Every entry below should be printed exactly, without its images.

Start of Material provided

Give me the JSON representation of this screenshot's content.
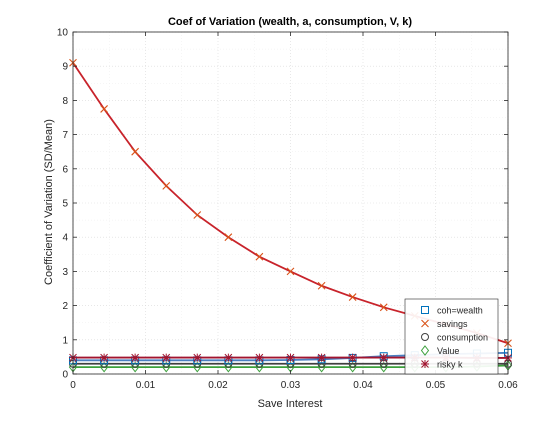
{
  "chart_data": {
    "type": "line",
    "title": "Coef of Variation (wealth, a, consumption, V, k)",
    "xlabel": "Save Interest",
    "ylabel": "Coefficient of Variation (SD/Mean)",
    "xlim": [
      0,
      0.06
    ],
    "ylim": [
      0,
      10
    ],
    "x_ticks": [
      "0",
      "0.01",
      "0.02",
      "0.03",
      "0.04",
      "0.05",
      "0.06"
    ],
    "y_ticks": [
      "0",
      "1",
      "2",
      "3",
      "4",
      "5",
      "6",
      "7",
      "8",
      "9",
      "10"
    ],
    "grid": true,
    "legend_position": "bottom-right",
    "x": [
      0,
      0.00429,
      0.00857,
      0.01286,
      0.01714,
      0.02143,
      0.02571,
      0.03,
      0.03429,
      0.03857,
      0.04286,
      0.04714,
      0.05143,
      0.05571,
      0.06
    ],
    "series": [
      {
        "name": "coh=wealth",
        "marker": "square",
        "color": "#0072BD",
        "line_color": "#4A7FC1",
        "values": [
          0.4,
          0.4,
          0.4,
          0.4,
          0.4,
          0.4,
          0.4,
          0.41,
          0.43,
          0.47,
          0.52,
          0.55,
          0.58,
          0.6,
          0.62
        ]
      },
      {
        "name": "savings",
        "marker": "x",
        "color": "#D95319",
        "line_color": "#C8232B",
        "values": [
          9.1,
          7.75,
          6.5,
          5.5,
          4.65,
          4.0,
          3.43,
          3.0,
          2.58,
          2.25,
          1.95,
          1.7,
          1.45,
          1.2,
          0.9
        ]
      },
      {
        "name": "consumption",
        "marker": "circle",
        "color": "#404040",
        "line_color": "#404040",
        "values": [
          0.3,
          0.3,
          0.3,
          0.3,
          0.3,
          0.3,
          0.3,
          0.3,
          0.3,
          0.3,
          0.3,
          0.3,
          0.3,
          0.3,
          0.3
        ]
      },
      {
        "name": "Value",
        "marker": "diamond",
        "color": "#3CA03C",
        "line_color": "#3CA03C",
        "values": [
          0.2,
          0.2,
          0.2,
          0.2,
          0.2,
          0.2,
          0.2,
          0.2,
          0.2,
          0.2,
          0.2,
          0.2,
          0.2,
          0.22,
          0.25
        ]
      },
      {
        "name": "risky k",
        "marker": "star",
        "color": "#A2142F",
        "line_color": "#A2142F",
        "values": [
          0.48,
          0.48,
          0.48,
          0.48,
          0.48,
          0.48,
          0.48,
          0.48,
          0.48,
          0.48,
          0.48,
          0.48,
          0.48,
          0.47,
          0.47
        ]
      }
    ]
  }
}
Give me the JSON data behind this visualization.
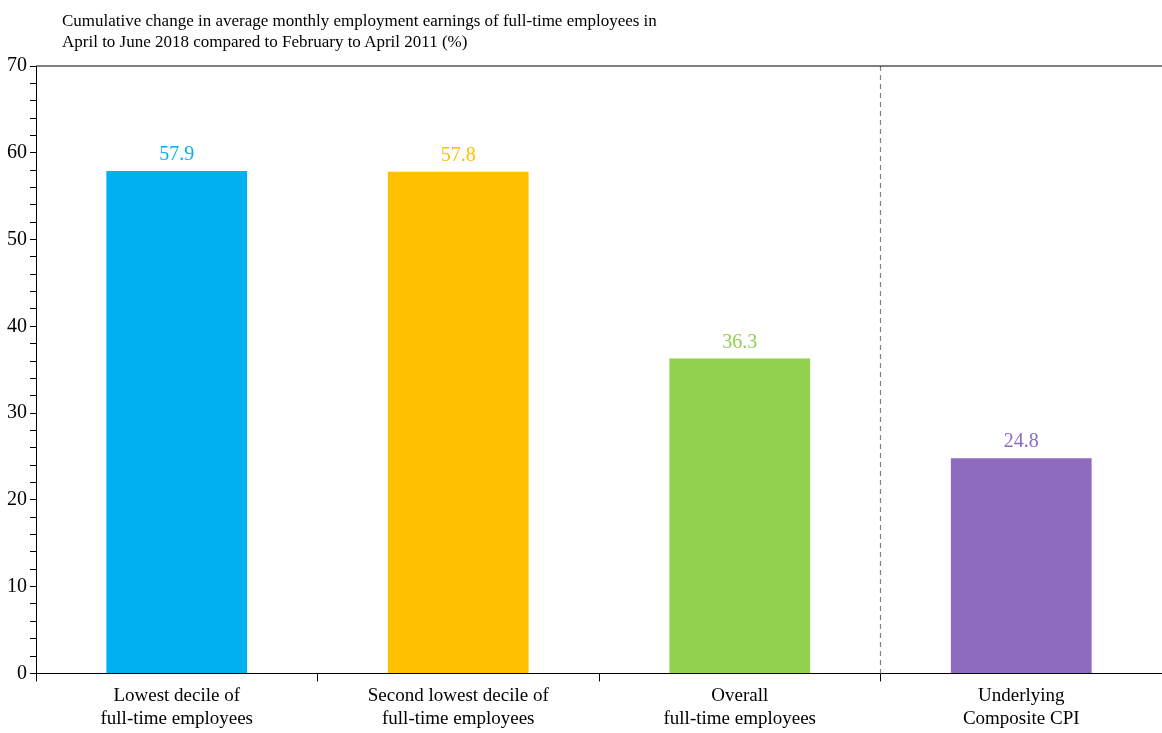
{
  "chart_data": {
    "type": "bar",
    "title": "Cumulative change in average monthly employment earnings of full-time employees in\nApril to June 2018 compared to February to April 2011 (%)",
    "categories": [
      "Lowest decile of\nfull-time employees",
      "Second lowest decile of\nfull-time employees",
      "Overall\nfull-time employees",
      "Underlying\nComposite CPI"
    ],
    "values": [
      57.9,
      57.8,
      36.3,
      24.8
    ],
    "colors": [
      "#00b0f0",
      "#ffc000",
      "#92d050",
      "#8e6bbf"
    ],
    "data_labels": true,
    "ylim": [
      0,
      70
    ],
    "yticks": [
      0,
      {
        "value": 2,
        "label": null
      },
      {
        "value": 4,
        "label": null
      },
      {
        "value": 6,
        "label": null
      },
      {
        "value": 8,
        "label": null
      },
      10,
      {
        "value": 12,
        "label": null
      },
      {
        "value": 14,
        "label": null
      },
      {
        "value": 16,
        "label": null
      },
      {
        "value": 18,
        "label": null
      },
      20,
      {
        "value": 22,
        "label": null
      },
      {
        "value": 24,
        "label": null
      },
      {
        "value": 26,
        "label": null
      },
      {
        "value": 28,
        "label": null
      },
      30,
      {
        "value": 32,
        "label": null
      },
      {
        "value": 34,
        "label": null
      },
      {
        "value": 36,
        "label": null
      },
      {
        "value": 38,
        "label": null
      },
      40,
      {
        "value": 42,
        "label": null
      },
      {
        "value": 44,
        "label": null
      },
      {
        "value": 46,
        "label": null
      },
      {
        "value": 48,
        "label": null
      },
      50,
      {
        "value": 52,
        "label": null
      },
      {
        "value": 54,
        "label": null
      },
      {
        "value": 56,
        "label": null
      },
      {
        "value": 58,
        "label": null
      },
      60,
      {
        "value": 62,
        "label": null
      },
      {
        "value": 64,
        "label": null
      },
      {
        "value": 66,
        "label": null
      },
      {
        "value": 68,
        "label": null
      },
      70
    ],
    "grid": false,
    "legend": false
  }
}
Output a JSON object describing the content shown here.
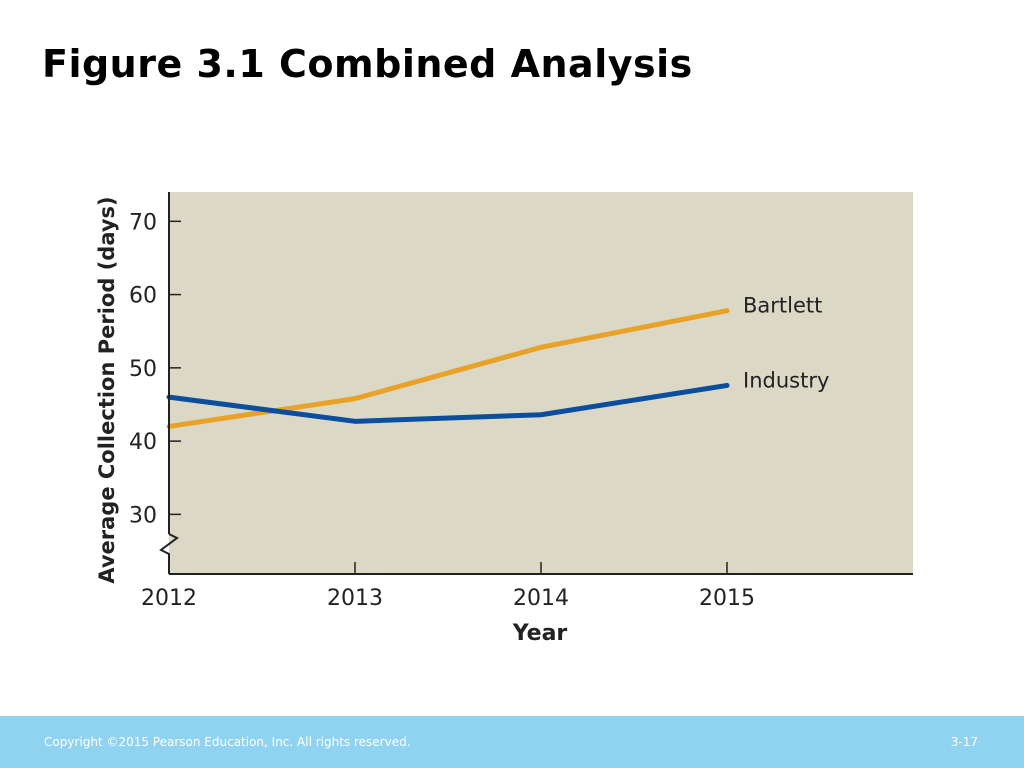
{
  "slide": {
    "title": "Figure 3.1 Combined Analysis"
  },
  "footer": {
    "copyright": "Copyright ©2015 Pearson Education, Inc. All rights reserved.",
    "page": "3-17",
    "background_color": "#8fd3f0"
  },
  "chart_data": {
    "type": "line",
    "title": "",
    "xlabel": "Year",
    "ylabel": "Average Collection Period (days)",
    "x": [
      "2012",
      "2013",
      "2014",
      "2015"
    ],
    "y_ticks": [
      30,
      40,
      50,
      60,
      70
    ],
    "ylim": [
      25,
      74
    ],
    "axis_break": true,
    "grid": false,
    "plot_background": "#dbd8c6",
    "series": [
      {
        "name": "Bartlett",
        "values": [
          42,
          45.8,
          52.8,
          57.8
        ],
        "color": "#e8a228"
      },
      {
        "name": "Industry",
        "values": [
          46,
          42.7,
          43.6,
          47.6
        ],
        "color": "#0b4e9e"
      }
    ]
  }
}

End of Material provided

=== Final answer ===
Give me the JSON representation of this screenshot's content.
{
  "chart_data": {
    "type": "line",
    "title": "Coef of Variation (wealth, a, consumption, V, k)",
    "xlabel": "Save Interest",
    "ylabel": "Coefficient of Variation (SD/Mean)",
    "xlim": [
      0,
      0.06
    ],
    "ylim": [
      0,
      10
    ],
    "x_ticks": [
      "0",
      "0.01",
      "0.02",
      "0.03",
      "0.04",
      "0.05",
      "0.06"
    ],
    "y_ticks": [
      "0",
      "1",
      "2",
      "3",
      "4",
      "5",
      "6",
      "7",
      "8",
      "9",
      "10"
    ],
    "grid": true,
    "legend_position": "bottom-right",
    "x": [
      0,
      0.00429,
      0.00857,
      0.01286,
      0.01714,
      0.02143,
      0.02571,
      0.03,
      0.03429,
      0.03857,
      0.04286,
      0.04714,
      0.05143,
      0.05571,
      0.06
    ],
    "series": [
      {
        "name": "coh=wealth",
        "marker": "square",
        "color": "#0072BD",
        "line_color": "#4A7FC1",
        "values": [
          0.4,
          0.4,
          0.4,
          0.4,
          0.4,
          0.4,
          0.4,
          0.41,
          0.43,
          0.47,
          0.52,
          0.55,
          0.58,
          0.6,
          0.62
        ]
      },
      {
        "name": "savings",
        "marker": "x",
        "color": "#D95319",
        "line_color": "#C8232B",
        "values": [
          9.1,
          7.75,
          6.5,
          5.5,
          4.65,
          4.0,
          3.43,
          3.0,
          2.58,
          2.25,
          1.95,
          1.7,
          1.45,
          1.2,
          0.9
        ]
      },
      {
        "name": "consumption",
        "marker": "circle",
        "color": "#404040",
        "line_color": "#404040",
        "values": [
          0.3,
          0.3,
          0.3,
          0.3,
          0.3,
          0.3,
          0.3,
          0.3,
          0.3,
          0.3,
          0.3,
          0.3,
          0.3,
          0.3,
          0.3
        ]
      },
      {
        "name": "Value",
        "marker": "diamond",
        "color": "#3CA03C",
        "line_color": "#3CA03C",
        "values": [
          0.2,
          0.2,
          0.2,
          0.2,
          0.2,
          0.2,
          0.2,
          0.2,
          0.2,
          0.2,
          0.2,
          0.2,
          0.2,
          0.22,
          0.25
        ]
      },
      {
        "name": "risky k",
        "marker": "star",
        "color": "#A2142F",
        "line_color": "#A2142F",
        "values": [
          0.48,
          0.48,
          0.48,
          0.48,
          0.48,
          0.48,
          0.48,
          0.48,
          0.48,
          0.48,
          0.48,
          0.48,
          0.48,
          0.47,
          0.47
        ]
      }
    ]
  }
}
Give me the JSON data behind this visualization.
{
  "chart_data": {
    "type": "bar",
    "title": "Cumulative change in average monthly employment earnings of full-time employees in\nApril to June 2018 compared to February to April 2011 (%)",
    "categories": [
      "Lowest decile of\nfull-time employees",
      "Second lowest decile of\nfull-time employees",
      "Overall\nfull-time employees",
      "Underlying\nComposite CPI"
    ],
    "values": [
      57.9,
      57.8,
      36.3,
      24.8
    ],
    "colors": [
      "#00b0f0",
      "#ffc000",
      "#92d050",
      "#8e6bbf"
    ],
    "data_labels": true,
    "ylim": [
      0,
      70
    ],
    "yticks": [
      0,
      {
        "value": 2,
        "label": null
      },
      {
        "value": 4,
        "label": null
      },
      {
        "value": 6,
        "label": null
      },
      {
        "value": 8,
        "label": null
      },
      10,
      {
        "value": 12,
        "label": null
      },
      {
        "value": 14,
        "label": null
      },
      {
        "value": 16,
        "label": null
      },
      {
        "value": 18,
        "label": null
      },
      20,
      {
        "value": 22,
        "label": null
      },
      {
        "value": 24,
        "label": null
      },
      {
        "value": 26,
        "label": null
      },
      {
        "value": 28,
        "label": null
      },
      30,
      {
        "value": 32,
        "label": null
      },
      {
        "value": 34,
        "label": null
      },
      {
        "value": 36,
        "label": null
      },
      {
        "value": 38,
        "label": null
      },
      40,
      {
        "value": 42,
        "label": null
      },
      {
        "value": 44,
        "label": null
      },
      {
        "value": 46,
        "label": null
      },
      {
        "value": 48,
        "label": null
      },
      50,
      {
        "value": 52,
        "label": null
      },
      {
        "value": 54,
        "label": null
      },
      {
        "value": 56,
        "label": null
      },
      {
        "value": 58,
        "label": null
      },
      60,
      {
        "value": 62,
        "label": null
      },
      {
        "value": 64,
        "label": null
      },
      {
        "value": 66,
        "label": null
      },
      {
        "value": 68,
        "label": null
      },
      70
    ],
    "grid": false,
    "legend": false
  }
}
Output a JSON object describing the content shown here.
{
  "slide": {
    "title": "Figure 3.1 Combined Analysis"
  },
  "footer": {
    "copyright": "Copyright ©2015 Pearson Education, Inc. All rights reserved.",
    "page": "3-17",
    "background_color": "#8fd3f0"
  },
  "chart_data": {
    "type": "line",
    "title": "",
    "xlabel": "Year",
    "ylabel": "Average Collection Period (days)",
    "x": [
      "2012",
      "2013",
      "2014",
      "2015"
    ],
    "y_ticks": [
      30,
      40,
      50,
      60,
      70
    ],
    "ylim": [
      25,
      74
    ],
    "axis_break": true,
    "grid": false,
    "plot_background": "#dbd8c6",
    "series": [
      {
        "name": "Bartlett",
        "values": [
          42,
          45.8,
          52.8,
          57.8
        ],
        "color": "#e8a228"
      },
      {
        "name": "Industry",
        "values": [
          46,
          42.7,
          43.6,
          47.6
        ],
        "color": "#0b4e9e"
      }
    ]
  }
}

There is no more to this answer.